- [MATERIALS PROVIDED]
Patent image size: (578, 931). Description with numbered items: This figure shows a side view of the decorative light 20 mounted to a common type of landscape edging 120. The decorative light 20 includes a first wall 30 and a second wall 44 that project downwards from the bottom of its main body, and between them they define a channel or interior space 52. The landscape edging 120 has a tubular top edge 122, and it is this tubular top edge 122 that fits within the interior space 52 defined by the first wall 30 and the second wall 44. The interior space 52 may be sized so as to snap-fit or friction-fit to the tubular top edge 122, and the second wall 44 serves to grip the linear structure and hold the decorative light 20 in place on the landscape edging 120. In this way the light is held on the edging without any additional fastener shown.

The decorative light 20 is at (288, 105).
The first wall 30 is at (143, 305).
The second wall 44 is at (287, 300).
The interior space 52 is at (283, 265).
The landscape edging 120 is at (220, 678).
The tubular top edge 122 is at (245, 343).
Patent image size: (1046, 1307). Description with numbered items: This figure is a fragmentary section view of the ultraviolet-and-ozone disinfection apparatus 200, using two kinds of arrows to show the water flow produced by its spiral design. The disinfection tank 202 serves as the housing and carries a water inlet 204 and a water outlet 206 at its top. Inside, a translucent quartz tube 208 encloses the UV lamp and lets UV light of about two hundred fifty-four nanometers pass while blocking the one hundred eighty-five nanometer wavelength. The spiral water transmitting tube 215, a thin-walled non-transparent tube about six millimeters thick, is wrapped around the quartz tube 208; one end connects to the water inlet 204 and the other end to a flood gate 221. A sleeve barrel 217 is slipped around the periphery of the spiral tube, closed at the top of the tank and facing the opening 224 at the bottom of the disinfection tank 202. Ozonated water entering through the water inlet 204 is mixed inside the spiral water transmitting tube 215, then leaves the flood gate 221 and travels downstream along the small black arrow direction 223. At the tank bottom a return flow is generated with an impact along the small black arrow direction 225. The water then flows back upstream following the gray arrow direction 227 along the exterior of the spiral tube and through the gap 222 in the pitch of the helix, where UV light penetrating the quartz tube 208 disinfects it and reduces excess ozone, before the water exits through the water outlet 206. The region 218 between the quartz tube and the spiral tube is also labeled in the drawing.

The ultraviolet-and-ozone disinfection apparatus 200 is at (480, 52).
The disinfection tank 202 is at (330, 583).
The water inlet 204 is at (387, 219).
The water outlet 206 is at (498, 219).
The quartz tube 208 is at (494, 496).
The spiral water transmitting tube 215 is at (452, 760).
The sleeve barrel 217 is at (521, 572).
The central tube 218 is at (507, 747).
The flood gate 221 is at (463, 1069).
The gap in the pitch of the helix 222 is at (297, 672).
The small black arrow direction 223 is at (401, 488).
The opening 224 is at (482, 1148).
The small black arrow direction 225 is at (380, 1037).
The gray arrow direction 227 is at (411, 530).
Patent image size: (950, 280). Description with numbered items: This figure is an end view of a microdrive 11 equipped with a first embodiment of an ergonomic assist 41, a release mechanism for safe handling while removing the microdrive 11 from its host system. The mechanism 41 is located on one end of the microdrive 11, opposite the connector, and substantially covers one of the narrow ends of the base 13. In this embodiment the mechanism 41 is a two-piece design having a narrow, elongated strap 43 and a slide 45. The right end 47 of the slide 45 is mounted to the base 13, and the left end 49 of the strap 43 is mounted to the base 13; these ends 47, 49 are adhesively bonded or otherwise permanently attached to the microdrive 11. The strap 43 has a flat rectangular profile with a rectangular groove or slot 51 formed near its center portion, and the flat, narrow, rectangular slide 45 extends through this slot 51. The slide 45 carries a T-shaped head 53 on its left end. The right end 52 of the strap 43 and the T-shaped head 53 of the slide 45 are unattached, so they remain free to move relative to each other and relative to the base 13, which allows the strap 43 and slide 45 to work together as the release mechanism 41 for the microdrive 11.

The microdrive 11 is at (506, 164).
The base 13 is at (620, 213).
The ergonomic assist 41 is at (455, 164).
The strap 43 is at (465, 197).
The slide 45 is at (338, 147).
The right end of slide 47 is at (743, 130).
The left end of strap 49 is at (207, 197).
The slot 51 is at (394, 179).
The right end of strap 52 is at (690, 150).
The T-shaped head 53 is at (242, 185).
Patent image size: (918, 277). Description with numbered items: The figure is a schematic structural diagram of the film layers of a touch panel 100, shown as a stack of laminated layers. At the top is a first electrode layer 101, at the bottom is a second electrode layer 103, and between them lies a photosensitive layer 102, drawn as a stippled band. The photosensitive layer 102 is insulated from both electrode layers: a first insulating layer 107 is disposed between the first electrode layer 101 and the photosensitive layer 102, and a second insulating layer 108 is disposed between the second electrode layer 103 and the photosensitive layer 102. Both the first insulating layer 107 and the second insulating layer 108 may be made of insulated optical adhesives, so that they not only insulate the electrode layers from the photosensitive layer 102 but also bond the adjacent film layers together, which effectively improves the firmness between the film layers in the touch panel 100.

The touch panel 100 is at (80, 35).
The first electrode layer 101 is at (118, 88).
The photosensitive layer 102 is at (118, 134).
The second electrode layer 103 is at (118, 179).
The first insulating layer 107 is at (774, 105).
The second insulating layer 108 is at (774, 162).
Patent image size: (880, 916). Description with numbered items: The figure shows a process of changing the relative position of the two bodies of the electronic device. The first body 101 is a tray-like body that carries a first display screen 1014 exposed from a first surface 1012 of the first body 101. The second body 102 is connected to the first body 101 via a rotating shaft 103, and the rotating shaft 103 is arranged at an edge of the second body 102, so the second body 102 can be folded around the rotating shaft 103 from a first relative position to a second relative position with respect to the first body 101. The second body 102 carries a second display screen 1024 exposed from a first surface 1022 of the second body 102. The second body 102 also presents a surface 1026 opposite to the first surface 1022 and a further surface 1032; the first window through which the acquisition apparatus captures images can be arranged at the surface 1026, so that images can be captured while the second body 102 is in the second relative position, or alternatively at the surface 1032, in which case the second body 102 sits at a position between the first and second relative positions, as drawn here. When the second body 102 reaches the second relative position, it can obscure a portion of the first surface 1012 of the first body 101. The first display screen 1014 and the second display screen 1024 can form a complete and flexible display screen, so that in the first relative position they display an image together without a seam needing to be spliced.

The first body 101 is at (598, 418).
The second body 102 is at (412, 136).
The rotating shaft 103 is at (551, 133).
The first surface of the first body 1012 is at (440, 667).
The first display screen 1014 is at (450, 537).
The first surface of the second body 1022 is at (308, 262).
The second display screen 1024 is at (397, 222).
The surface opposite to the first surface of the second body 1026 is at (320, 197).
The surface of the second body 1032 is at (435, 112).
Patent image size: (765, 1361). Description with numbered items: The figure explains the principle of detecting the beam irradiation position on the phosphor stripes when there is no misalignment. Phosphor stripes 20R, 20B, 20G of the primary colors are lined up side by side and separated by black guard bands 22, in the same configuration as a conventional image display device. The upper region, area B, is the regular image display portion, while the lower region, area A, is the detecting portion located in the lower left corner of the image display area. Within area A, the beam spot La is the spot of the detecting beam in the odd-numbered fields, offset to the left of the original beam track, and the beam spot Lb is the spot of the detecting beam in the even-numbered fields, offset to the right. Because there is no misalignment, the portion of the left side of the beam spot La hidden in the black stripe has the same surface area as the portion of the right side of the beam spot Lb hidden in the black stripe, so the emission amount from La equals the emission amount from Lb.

- [WORK TO DO] Could you copy out all of the records above, word for word, with every line left unchanged?

- [COMPLETE RESPONSE]
Patent image size: (578, 931). Description with numbered items: This figure shows a side view of the decorative light 20 mounted to a common type of landscape edging 120. The decorative light 20 includes a first wall 30 and a second wall 44 that project downwards from the bottom of its main body, and between them they define a channel or interior space 52. The landscape edging 120 has a tubular top edge 122, and it is this tubular top edge 122 that fits within the interior space 52 defined by the first wall 30 and the second wall 44. The interior space 52 may be sized so as to snap-fit or friction-fit to the tubular top edge 122, and the second wall 44 serves to grip the linear structure and hold the decorative light 20 in place on the landscape edging 120. In this way the light is held on the edging without any additional fastener shown.

The decorative light 20 is at (288, 105).
The first wall 30 is at (143, 305).
The second wall 44 is at (287, 300).
The interior space 52 is at (283, 265).
The landscape edging 120 is at (220, 678).
The tubular top edge 122 is at (245, 343).
Patent image size: (1046, 1307). Description with numbered items: This figure is a fragmentary section view of the ultraviolet-and-ozone disinfection apparatus 200, using two kinds of arrows to show the water flow produced by its spiral design. The disinfection tank 202 serves as the housing and carries a water inlet 204 and a water outlet 206 at its top. Inside, a translucent quartz tube 208 encloses the UV lamp and lets UV light of about two hundred fifty-four nanometers pass while blocking the one hundred eighty-five nanometer wavelength. The spiral water transmitting tube 215, a thin-walled non-transparent tube about six millimeters thick, is wrapped around the quartz tube 208; one end connects to the water inlet 204 and the other end to a flood gate 221. A sleeve barrel 217 is slipped around the periphery of the spiral tube, closed at the top of the tank and facing the opening 224 at the bottom of the disinfection tank 202. Ozonated water entering through the water inlet 204 is mixed inside the spiral water transmitting tube 215, then leaves the flood gate 221 and travels downstream along the small black arrow direction 223. At the tank bottom a return flow is generated with an impact along the small black arrow direction 225. The water then flows back upstream following the gray arrow direction 227 along the exterior of the spiral tube and through the gap 222 in the pitch of the helix, where UV light penetrating the quartz tube 208 disinfects it and reduces excess ozone, before the water exits through the water outlet 206. The region 218 between the quartz tube and the spiral tube is also labeled in the drawing.

The ultraviolet-and-ozone disinfection apparatus 200 is at (480, 52).
The disinfection tank 202 is at (330, 583).
The water inlet 204 is at (387, 219).
The water outlet 206 is at (498, 219).
The quartz tube 208 is at (494, 496).
The spiral water transmitting tube 215 is at (452, 760).
The sleeve barrel 217 is at (521, 572).
The central tube 218 is at (507, 747).
The flood gate 221 is at (463, 1069).
The gap in the pitch of the helix 222 is at (297, 672).
The small black arrow direction 223 is at (401, 488).
The opening 224 is at (482, 1148).
The small black arrow direction 225 is at (380, 1037).
The gray arrow direction 227 is at (411, 530).
Patent image size: (950, 280). Description with numbered items: This figure is an end view of a microdrive 11 equipped with a first embodiment of an ergonomic assist 41, a release mechanism for safe handling while removing the microdrive 11 from its host system. The mechanism 41 is located on one end of the microdrive 11, opposite the connector, and substantially covers one of the narrow ends of the base 13. In this embodiment the mechanism 41 is a two-piece design having a narrow, elongated strap 43 and a slide 45. The right end 47 of the slide 45 is mounted to the base 13, and the left end 49 of the strap 43 is mounted to the base 13; these ends 47, 49 are adhesively bonded or otherwise permanently attached to the microdrive 11. The strap 43 has a flat rectangular profile with a rectangular groove or slot 51 formed near its center portion, and the flat, narrow, rectangular slide 45 extends through this slot 51. The slide 45 carries a T-shaped head 53 on its left end. The right end 52 of the strap 43 and the T-shaped head 53 of the slide 45 are unattached, so they remain free to move relative to each other and relative to the base 13, which allows the strap 43 and slide 45 to work together as the release mechanism 41 for the microdrive 11.

The microdrive 11 is at (506, 164).
The base 13 is at (620, 213).
The ergonomic assist 41 is at (455, 164).
The strap 43 is at (465, 197).
The slide 45 is at (338, 147).
The right end of slide 47 is at (743, 130).
The left end of strap 49 is at (207, 197).
The slot 51 is at (394, 179).
The right end of strap 52 is at (690, 150).
The T-shaped head 53 is at (242, 185).
Patent image size: (918, 277). Description with numbered items: The figure is a schematic structural diagram of the film layers of a touch panel 100, shown as a stack of laminated layers. At the top is a first electrode layer 101, at the bottom is a second electrode layer 103, and between them lies a photosensitive layer 102, drawn as a stippled band. The photosensitive layer 102 is insulated from both electrode layers: a first insulating layer 107 is disposed between the first electrode layer 101 and the photosensitive layer 102, and a second insulating layer 108 is disposed between the second electrode layer 103 and the photosensitive layer 102. Both the first insulating layer 107 and the second insulating layer 108 may be made of insulated optical adhesives, so that they not only insulate the electrode layers from the photosensitive layer 102 but also bond the adjacent film layers together, which effectively improves the firmness between the film layers in the touch panel 100.

The touch panel 100 is at (80, 35).
The first electrode layer 101 is at (118, 88).
The photosensitive layer 102 is at (118, 134).
The second electrode layer 103 is at (118, 179).
The first insulating layer 107 is at (774, 105).
The second insulating layer 108 is at (774, 162).
Patent image size: (880, 916). Description with numbered items: The figure shows a process of changing the relative position of the two bodies of the electronic device. The first body 101 is a tray-like body that carries a first display screen 1014 exposed from a first surface 1012 of the first body 101. The second body 102 is connected to the first body 101 via a rotating shaft 103, and the rotating shaft 103 is arranged at an edge of the second body 102, so the second body 102 can be folded around the rotating shaft 103 from a first relative position to a second relative position with respect to the first body 101. The second body 102 carries a second display screen 1024 exposed from a first surface 1022 of the second body 102. The second body 102 also presents a surface 1026 opposite to the first surface 1022 and a further surface 1032; the first window through which the acquisition apparatus captures images can be arranged at the surface 1026, so that images can be captured while the second body 102 is in the second relative position, or alternatively at the surface 1032, in which case the second body 102 sits at a position between the first and second relative positions, as drawn here. When the second body 102 reaches the second relative position, it can obscure a portion of the first surface 1012 of the first body 101. The first display screen 1014 and the second display screen 1024 can form a complete and flexible display screen, so that in the first relative position they display an image together without a seam needing to be spliced.

The first body 101 is at (598, 418).
The second body 102 is at (412, 136).
The rotating shaft 103 is at (551, 133).
The first surface of the first body 1012 is at (440, 667).
The first display screen 1014 is at (450, 537).
The first surface of the second body 1022 is at (308, 262).
The second display screen 1024 is at (397, 222).
The surface opposite to the first surface of the second body 1026 is at (320, 197).
The surface of the second body 1032 is at (435, 112).
Patent image size: (765, 1361). Description with numbered items: The figure explains the principle of detecting the beam irradiation position on the phosphor stripes when there is no misalignment. Phosphor stripes 20R, 20B, 20G of the primary colors are lined up side by side and separated by black guard bands 22, in the same configuration as a conventional image display device. The upper region, area B, is the regular image display portion, while the lower region, area A, is the detecting portion located in the lower left corner of the image display area. Within area A, the beam spot La is the spot of the detecting beam in the odd-numbered fields, offset to the left of the original beam track, and the beam spot Lb is the spot of the detecting beam in the even-numbered fields, offset to the right. Because there is no misalignment, the portion of the left side of the beam spot La hidden in the black stripe has the same surface area as the portion of the right side of the beam spot Lb hidden in the black stripe, so the emission amount from La equals the emission amount from Lb.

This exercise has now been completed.